What you will do
Reproduce each line that includes the word "dots".

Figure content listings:

[Begin]

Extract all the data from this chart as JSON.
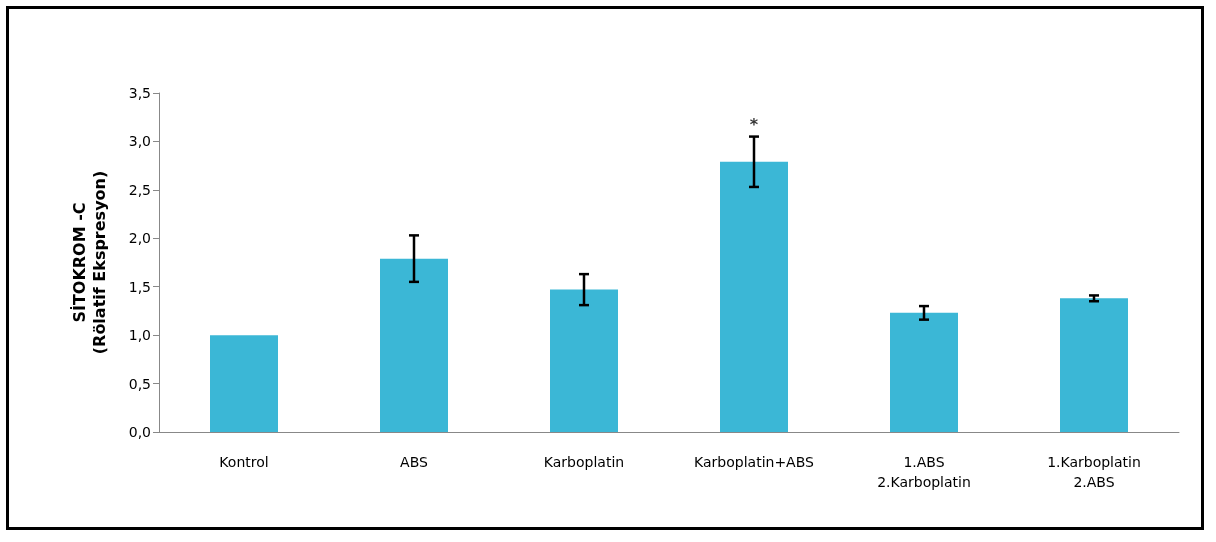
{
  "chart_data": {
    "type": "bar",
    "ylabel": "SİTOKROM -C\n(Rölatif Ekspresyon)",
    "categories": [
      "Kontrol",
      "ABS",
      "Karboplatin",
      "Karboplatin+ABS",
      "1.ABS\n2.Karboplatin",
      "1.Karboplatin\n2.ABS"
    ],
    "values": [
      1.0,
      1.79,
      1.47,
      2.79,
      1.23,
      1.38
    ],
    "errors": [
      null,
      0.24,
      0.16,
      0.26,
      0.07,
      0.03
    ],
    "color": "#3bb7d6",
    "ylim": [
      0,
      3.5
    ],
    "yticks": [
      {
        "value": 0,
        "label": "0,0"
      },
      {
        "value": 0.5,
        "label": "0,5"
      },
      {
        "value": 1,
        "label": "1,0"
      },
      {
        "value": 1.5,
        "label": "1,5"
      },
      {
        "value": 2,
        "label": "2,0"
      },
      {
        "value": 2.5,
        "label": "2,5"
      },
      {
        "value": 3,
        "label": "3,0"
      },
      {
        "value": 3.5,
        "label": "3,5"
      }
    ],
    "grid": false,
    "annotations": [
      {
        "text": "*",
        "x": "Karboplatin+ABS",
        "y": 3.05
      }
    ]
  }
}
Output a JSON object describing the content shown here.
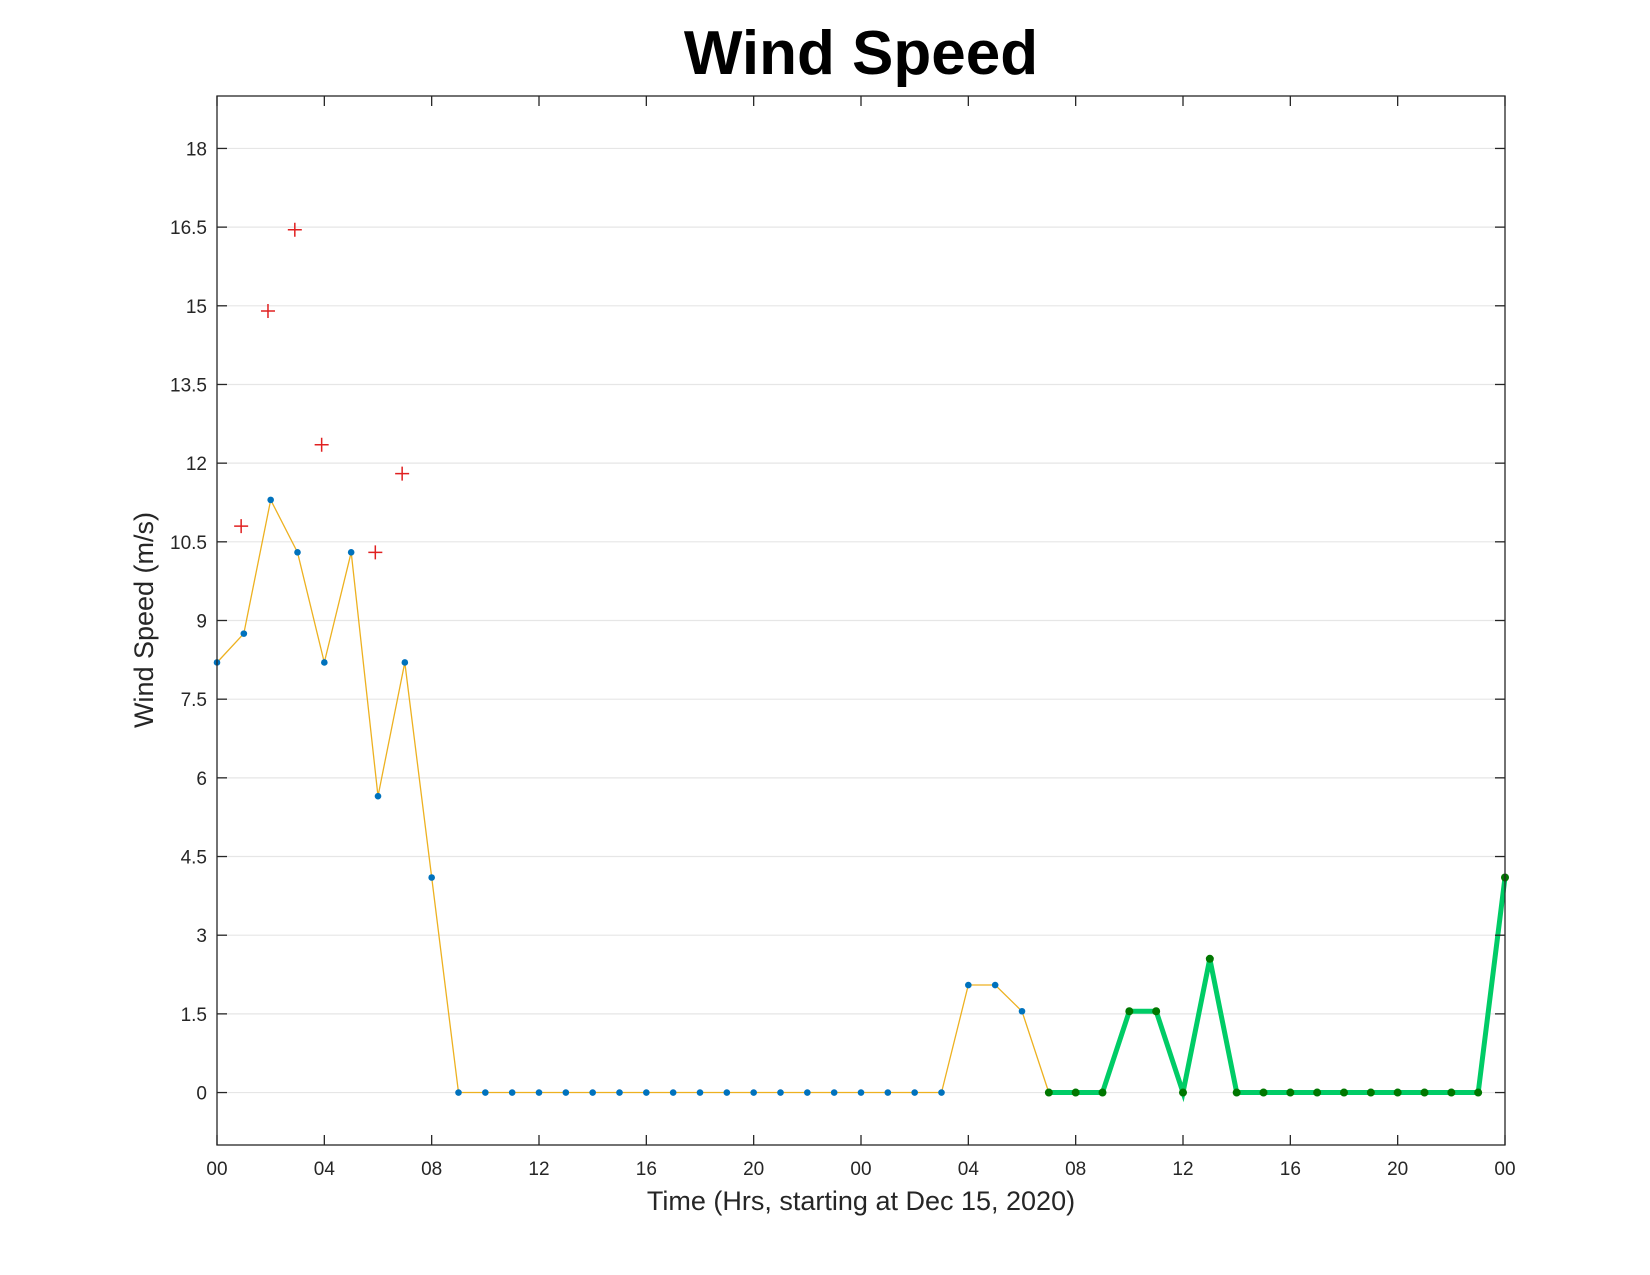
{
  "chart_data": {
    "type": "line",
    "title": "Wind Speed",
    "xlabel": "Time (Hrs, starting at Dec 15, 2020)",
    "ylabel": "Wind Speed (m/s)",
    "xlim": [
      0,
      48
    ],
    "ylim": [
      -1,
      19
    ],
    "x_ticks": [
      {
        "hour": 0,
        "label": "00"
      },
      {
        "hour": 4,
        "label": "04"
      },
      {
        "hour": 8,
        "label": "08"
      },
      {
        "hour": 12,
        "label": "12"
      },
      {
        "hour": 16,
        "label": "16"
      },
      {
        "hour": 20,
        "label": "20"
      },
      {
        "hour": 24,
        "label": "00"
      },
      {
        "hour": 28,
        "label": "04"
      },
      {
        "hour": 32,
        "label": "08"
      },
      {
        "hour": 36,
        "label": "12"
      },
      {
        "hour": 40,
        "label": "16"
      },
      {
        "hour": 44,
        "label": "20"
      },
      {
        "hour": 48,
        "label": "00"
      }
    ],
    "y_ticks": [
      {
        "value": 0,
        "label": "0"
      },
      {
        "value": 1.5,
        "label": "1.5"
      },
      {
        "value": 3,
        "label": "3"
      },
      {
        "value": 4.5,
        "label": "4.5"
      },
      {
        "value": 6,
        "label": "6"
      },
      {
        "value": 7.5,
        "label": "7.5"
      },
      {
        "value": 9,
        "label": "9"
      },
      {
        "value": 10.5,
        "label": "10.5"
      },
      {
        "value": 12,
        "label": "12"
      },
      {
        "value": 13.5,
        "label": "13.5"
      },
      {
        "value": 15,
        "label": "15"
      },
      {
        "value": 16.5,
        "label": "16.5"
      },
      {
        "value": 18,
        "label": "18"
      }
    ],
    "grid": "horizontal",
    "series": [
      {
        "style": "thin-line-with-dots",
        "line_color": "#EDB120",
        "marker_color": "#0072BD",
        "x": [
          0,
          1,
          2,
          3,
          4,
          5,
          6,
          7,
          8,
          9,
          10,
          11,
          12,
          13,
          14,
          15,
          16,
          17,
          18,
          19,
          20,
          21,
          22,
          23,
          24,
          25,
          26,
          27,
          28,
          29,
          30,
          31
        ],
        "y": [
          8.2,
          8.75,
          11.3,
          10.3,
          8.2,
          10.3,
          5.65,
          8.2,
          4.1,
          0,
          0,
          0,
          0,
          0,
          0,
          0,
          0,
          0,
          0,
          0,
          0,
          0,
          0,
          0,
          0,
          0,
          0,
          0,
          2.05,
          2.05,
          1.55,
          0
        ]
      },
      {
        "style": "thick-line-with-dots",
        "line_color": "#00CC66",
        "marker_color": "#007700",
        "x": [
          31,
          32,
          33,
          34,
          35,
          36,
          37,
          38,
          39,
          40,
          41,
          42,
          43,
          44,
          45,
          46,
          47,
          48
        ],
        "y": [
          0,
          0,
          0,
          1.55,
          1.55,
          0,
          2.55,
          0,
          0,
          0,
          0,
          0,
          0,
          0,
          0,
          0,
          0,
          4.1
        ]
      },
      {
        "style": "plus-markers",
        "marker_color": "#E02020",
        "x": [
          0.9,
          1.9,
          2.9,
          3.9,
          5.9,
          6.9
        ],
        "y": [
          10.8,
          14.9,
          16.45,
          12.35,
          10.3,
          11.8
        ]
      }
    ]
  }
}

[End]

Solution
        "style": "thin-line-with-dots",
        "style": "thick-line-with-dots",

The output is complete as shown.